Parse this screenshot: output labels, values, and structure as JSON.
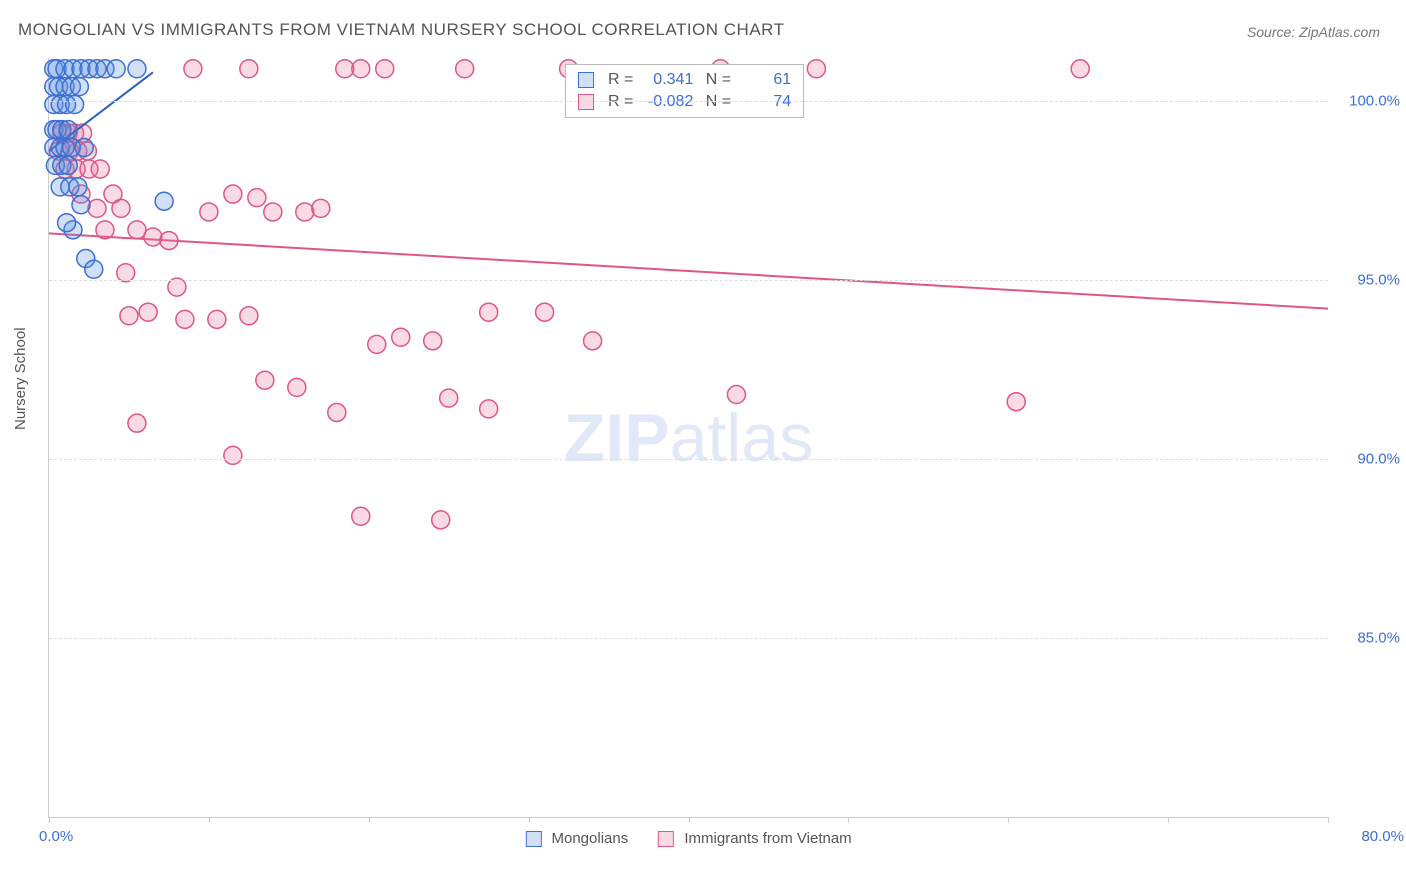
{
  "title": "MONGOLIAN VS IMMIGRANTS FROM VIETNAM NURSERY SCHOOL CORRELATION CHART",
  "source": "Source: ZipAtlas.com",
  "ylabel": "Nursery School",
  "watermark_bold": "ZIP",
  "watermark_light": "atlas",
  "chart": {
    "type": "scatter",
    "xlim": [
      0,
      80
    ],
    "ylim": [
      80,
      101.2
    ],
    "yticks": [
      85,
      90,
      95,
      100
    ],
    "ytick_labels": [
      "85.0%",
      "90.0%",
      "95.0%",
      "100.0%"
    ],
    "xtick_left": "0.0%",
    "xtick_right": "80.0%",
    "xtick_positions": [
      0,
      10,
      20,
      30,
      40,
      50,
      60,
      70,
      80
    ],
    "grid_color": "#dddddd",
    "background_color": "#ffffff",
    "marker_radius": 9,
    "marker_stroke_width": 1.5,
    "line_width": 2,
    "series": [
      {
        "name": "Mongolians",
        "fill": "#5a8fe0",
        "fill_opacity": 0.28,
        "stroke": "#3b6fd4",
        "line_color": "#2a5fc0",
        "R": "0.341",
        "N": "61",
        "trend": {
          "x1": 0,
          "y1": 98.6,
          "x2": 6.5,
          "y2": 100.8
        },
        "points": [
          [
            0.3,
            100.9
          ],
          [
            0.5,
            100.9
          ],
          [
            1.0,
            100.9
          ],
          [
            1.5,
            100.9
          ],
          [
            2.0,
            100.9
          ],
          [
            2.5,
            100.9
          ],
          [
            3.0,
            100.9
          ],
          [
            3.5,
            100.9
          ],
          [
            4.2,
            100.9
          ],
          [
            5.5,
            100.9
          ],
          [
            0.3,
            100.4
          ],
          [
            0.6,
            100.4
          ],
          [
            1.0,
            100.4
          ],
          [
            1.4,
            100.4
          ],
          [
            1.9,
            100.4
          ],
          [
            0.3,
            99.9
          ],
          [
            0.7,
            99.9
          ],
          [
            1.1,
            99.9
          ],
          [
            1.6,
            99.9
          ],
          [
            0.3,
            99.2
          ],
          [
            0.5,
            99.2
          ],
          [
            0.8,
            99.2
          ],
          [
            1.2,
            99.2
          ],
          [
            0.3,
            98.7
          ],
          [
            0.7,
            98.7
          ],
          [
            1.0,
            98.7
          ],
          [
            1.4,
            98.7
          ],
          [
            2.2,
            98.7
          ],
          [
            0.4,
            98.2
          ],
          [
            0.8,
            98.2
          ],
          [
            1.2,
            98.2
          ],
          [
            0.7,
            97.6
          ],
          [
            1.3,
            97.6
          ],
          [
            1.8,
            97.6
          ],
          [
            2.0,
            97.1
          ],
          [
            7.2,
            97.2
          ],
          [
            1.5,
            96.4
          ],
          [
            1.1,
            96.6
          ],
          [
            2.3,
            95.6
          ],
          [
            2.8,
            95.3
          ]
        ]
      },
      {
        "name": "Immigrants from Vietnam",
        "fill": "#e87ba0",
        "fill_opacity": 0.28,
        "stroke": "#e05585",
        "line_color": "#e05585",
        "R": "-0.082",
        "N": "74",
        "trend": {
          "x1": 0,
          "y1": 96.3,
          "x2": 80,
          "y2": 94.2
        },
        "points": [
          [
            9.0,
            100.9
          ],
          [
            12.5,
            100.9
          ],
          [
            19.5,
            100.9
          ],
          [
            21.0,
            100.9
          ],
          [
            26.0,
            100.9
          ],
          [
            32.5,
            100.9
          ],
          [
            42.0,
            100.9
          ],
          [
            48.0,
            100.9
          ],
          [
            64.5,
            100.9
          ],
          [
            0.8,
            99.1
          ],
          [
            1.2,
            99.1
          ],
          [
            1.6,
            99.1
          ],
          [
            2.1,
            99.1
          ],
          [
            0.6,
            98.6
          ],
          [
            1.3,
            98.6
          ],
          [
            1.8,
            98.6
          ],
          [
            2.4,
            98.6
          ],
          [
            1.0,
            98.1
          ],
          [
            1.7,
            98.1
          ],
          [
            2.5,
            98.1
          ],
          [
            3.2,
            98.1
          ],
          [
            2.0,
            97.4
          ],
          [
            4.0,
            97.4
          ],
          [
            11.5,
            97.4
          ],
          [
            13.0,
            97.3
          ],
          [
            3.0,
            97.0
          ],
          [
            4.5,
            97.0
          ],
          [
            10.0,
            96.9
          ],
          [
            16.0,
            96.9
          ],
          [
            14.0,
            96.9
          ],
          [
            3.5,
            96.4
          ],
          [
            5.5,
            96.4
          ],
          [
            6.5,
            96.2
          ],
          [
            7.5,
            96.1
          ],
          [
            4.8,
            95.2
          ],
          [
            8.0,
            94.8
          ],
          [
            5.0,
            94.0
          ],
          [
            6.2,
            94.1
          ],
          [
            8.5,
            93.9
          ],
          [
            10.5,
            93.9
          ],
          [
            12.5,
            94.0
          ],
          [
            27.5,
            94.1
          ],
          [
            31.0,
            94.1
          ],
          [
            20.5,
            93.2
          ],
          [
            22.0,
            93.4
          ],
          [
            24.0,
            93.3
          ],
          [
            34.0,
            93.3
          ],
          [
            13.5,
            92.2
          ],
          [
            15.5,
            92.0
          ],
          [
            5.5,
            91.0
          ],
          [
            18.0,
            91.3
          ],
          [
            25.0,
            91.7
          ],
          [
            27.5,
            91.4
          ],
          [
            11.5,
            90.1
          ],
          [
            60.5,
            91.6
          ],
          [
            43.0,
            91.8
          ],
          [
            19.5,
            88.4
          ],
          [
            24.5,
            88.3
          ],
          [
            18.5,
            100.9
          ],
          [
            17.0,
            97.0
          ]
        ]
      }
    ]
  },
  "legend": {
    "series1_label": "Mongolians",
    "series2_label": "Immigrants from Vietnam"
  }
}
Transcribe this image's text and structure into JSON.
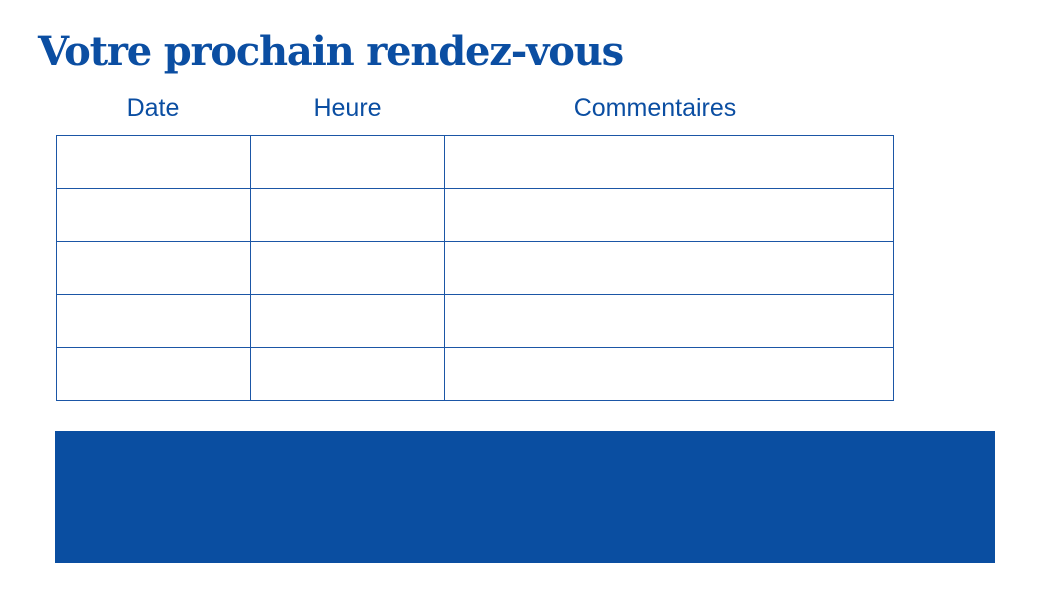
{
  "title": "Votre prochain rendez-vous",
  "table": {
    "headers": [
      "Date",
      "Heure",
      "Commentaires"
    ],
    "rows": [
      [
        "",
        "",
        ""
      ],
      [
        "",
        "",
        ""
      ],
      [
        "",
        "",
        ""
      ],
      [
        "",
        "",
        ""
      ],
      [
        "",
        "",
        ""
      ]
    ]
  },
  "colors": {
    "accent": "#0a4ea1"
  }
}
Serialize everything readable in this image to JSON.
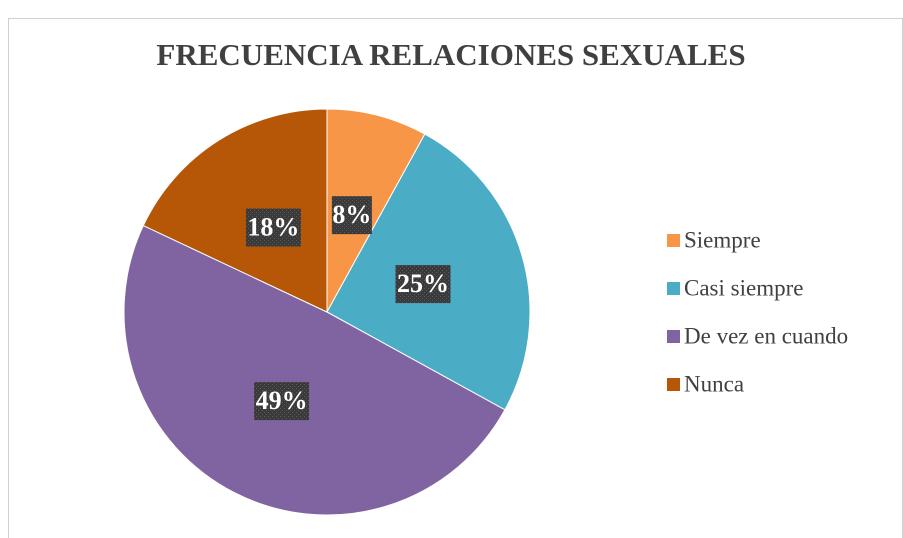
{
  "chart_data": {
    "type": "pie",
    "title": "FRECUENCIA RELACIONES SEXUALES",
    "categories": [
      "Siempre",
      "Casi siempre",
      "De vez en cuando",
      "Nunca"
    ],
    "values": [
      8,
      25,
      49,
      18
    ],
    "value_labels": [
      "8%",
      "25%",
      "49%",
      "18%"
    ],
    "colors": [
      "#f79646",
      "#4bacc6",
      "#8064a2",
      "#b65708"
    ],
    "legend": "right"
  }
}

* _STATED TASK_:
Repeat the material above in full and exactly, omitting the pictures.

* _THE SOLUTION_:
Parse this screenshot: output labels, values, and structure as JSON.
{
  "title": "MONGOLIAN VS IMMIGRANTS FROM VIETNAM NURSERY SCHOOL CORRELATION CHART",
  "source": "Source: ZipAtlas.com",
  "ylabel": "Nursery School",
  "watermark_bold": "ZIP",
  "watermark_light": "atlas",
  "chart": {
    "type": "scatter",
    "xlim": [
      0,
      80
    ],
    "ylim": [
      80,
      101.2
    ],
    "yticks": [
      85,
      90,
      95,
      100
    ],
    "ytick_labels": [
      "85.0%",
      "90.0%",
      "95.0%",
      "100.0%"
    ],
    "xtick_left": "0.0%",
    "xtick_right": "80.0%",
    "xtick_positions": [
      0,
      10,
      20,
      30,
      40,
      50,
      60,
      70,
      80
    ],
    "grid_color": "#dddddd",
    "background_color": "#ffffff",
    "marker_radius": 9,
    "marker_stroke_width": 1.5,
    "line_width": 2,
    "series": [
      {
        "name": "Mongolians",
        "fill": "#5a8fe0",
        "fill_opacity": 0.28,
        "stroke": "#3b6fd4",
        "line_color": "#2a5fc0",
        "R": "0.341",
        "N": "61",
        "trend": {
          "x1": 0,
          "y1": 98.6,
          "x2": 6.5,
          "y2": 100.8
        },
        "points": [
          [
            0.3,
            100.9
          ],
          [
            0.5,
            100.9
          ],
          [
            1.0,
            100.9
          ],
          [
            1.5,
            100.9
          ],
          [
            2.0,
            100.9
          ],
          [
            2.5,
            100.9
          ],
          [
            3.0,
            100.9
          ],
          [
            3.5,
            100.9
          ],
          [
            4.2,
            100.9
          ],
          [
            5.5,
            100.9
          ],
          [
            0.3,
            100.4
          ],
          [
            0.6,
            100.4
          ],
          [
            1.0,
            100.4
          ],
          [
            1.4,
            100.4
          ],
          [
            1.9,
            100.4
          ],
          [
            0.3,
            99.9
          ],
          [
            0.7,
            99.9
          ],
          [
            1.1,
            99.9
          ],
          [
            1.6,
            99.9
          ],
          [
            0.3,
            99.2
          ],
          [
            0.5,
            99.2
          ],
          [
            0.8,
            99.2
          ],
          [
            1.2,
            99.2
          ],
          [
            0.3,
            98.7
          ],
          [
            0.7,
            98.7
          ],
          [
            1.0,
            98.7
          ],
          [
            1.4,
            98.7
          ],
          [
            2.2,
            98.7
          ],
          [
            0.4,
            98.2
          ],
          [
            0.8,
            98.2
          ],
          [
            1.2,
            98.2
          ],
          [
            0.7,
            97.6
          ],
          [
            1.3,
            97.6
          ],
          [
            1.8,
            97.6
          ],
          [
            2.0,
            97.1
          ],
          [
            7.2,
            97.2
          ],
          [
            1.5,
            96.4
          ],
          [
            1.1,
            96.6
          ],
          [
            2.3,
            95.6
          ],
          [
            2.8,
            95.3
          ]
        ]
      },
      {
        "name": "Immigrants from Vietnam",
        "fill": "#e87ba0",
        "fill_opacity": 0.28,
        "stroke": "#e05585",
        "line_color": "#e05585",
        "R": "-0.082",
        "N": "74",
        "trend": {
          "x1": 0,
          "y1": 96.3,
          "x2": 80,
          "y2": 94.2
        },
        "points": [
          [
            9.0,
            100.9
          ],
          [
            12.5,
            100.9
          ],
          [
            19.5,
            100.9
          ],
          [
            21.0,
            100.9
          ],
          [
            26.0,
            100.9
          ],
          [
            32.5,
            100.9
          ],
          [
            42.0,
            100.9
          ],
          [
            48.0,
            100.9
          ],
          [
            64.5,
            100.9
          ],
          [
            0.8,
            99.1
          ],
          [
            1.2,
            99.1
          ],
          [
            1.6,
            99.1
          ],
          [
            2.1,
            99.1
          ],
          [
            0.6,
            98.6
          ],
          [
            1.3,
            98.6
          ],
          [
            1.8,
            98.6
          ],
          [
            2.4,
            98.6
          ],
          [
            1.0,
            98.1
          ],
          [
            1.7,
            98.1
          ],
          [
            2.5,
            98.1
          ],
          [
            3.2,
            98.1
          ],
          [
            2.0,
            97.4
          ],
          [
            4.0,
            97.4
          ],
          [
            11.5,
            97.4
          ],
          [
            13.0,
            97.3
          ],
          [
            3.0,
            97.0
          ],
          [
            4.5,
            97.0
          ],
          [
            10.0,
            96.9
          ],
          [
            16.0,
            96.9
          ],
          [
            14.0,
            96.9
          ],
          [
            3.5,
            96.4
          ],
          [
            5.5,
            96.4
          ],
          [
            6.5,
            96.2
          ],
          [
            7.5,
            96.1
          ],
          [
            4.8,
            95.2
          ],
          [
            8.0,
            94.8
          ],
          [
            5.0,
            94.0
          ],
          [
            6.2,
            94.1
          ],
          [
            8.5,
            93.9
          ],
          [
            10.5,
            93.9
          ],
          [
            12.5,
            94.0
          ],
          [
            27.5,
            94.1
          ],
          [
            31.0,
            94.1
          ],
          [
            20.5,
            93.2
          ],
          [
            22.0,
            93.4
          ],
          [
            24.0,
            93.3
          ],
          [
            34.0,
            93.3
          ],
          [
            13.5,
            92.2
          ],
          [
            15.5,
            92.0
          ],
          [
            5.5,
            91.0
          ],
          [
            18.0,
            91.3
          ],
          [
            25.0,
            91.7
          ],
          [
            27.5,
            91.4
          ],
          [
            11.5,
            90.1
          ],
          [
            60.5,
            91.6
          ],
          [
            43.0,
            91.8
          ],
          [
            19.5,
            88.4
          ],
          [
            24.5,
            88.3
          ],
          [
            18.5,
            100.9
          ],
          [
            17.0,
            97.0
          ]
        ]
      }
    ]
  },
  "legend": {
    "series1_label": "Mongolians",
    "series2_label": "Immigrants from Vietnam"
  }
}
Transcribe this image's text and structure into JSON.
{
  "title": "Votre prochain rendez-vous",
  "table": {
    "headers": [
      "Date",
      "Heure",
      "Commentaires"
    ],
    "rows": [
      [
        "",
        "",
        ""
      ],
      [
        "",
        "",
        ""
      ],
      [
        "",
        "",
        ""
      ],
      [
        "",
        "",
        ""
      ],
      [
        "",
        "",
        ""
      ]
    ]
  },
  "colors": {
    "accent": "#0a4ea1"
  }
}
Serialize everything readable in this image to JSON.
{
  "chart_data": {
    "type": "pie",
    "title": "FRECUENCIA RELACIONES SEXUALES",
    "categories": [
      "Siempre",
      "Casi siempre",
      "De vez en cuando",
      "Nunca"
    ],
    "values": [
      8,
      25,
      49,
      18
    ],
    "value_labels": [
      "8%",
      "25%",
      "49%",
      "18%"
    ],
    "colors": [
      "#f79646",
      "#4bacc6",
      "#8064a2",
      "#b65708"
    ],
    "legend": "right"
  }
}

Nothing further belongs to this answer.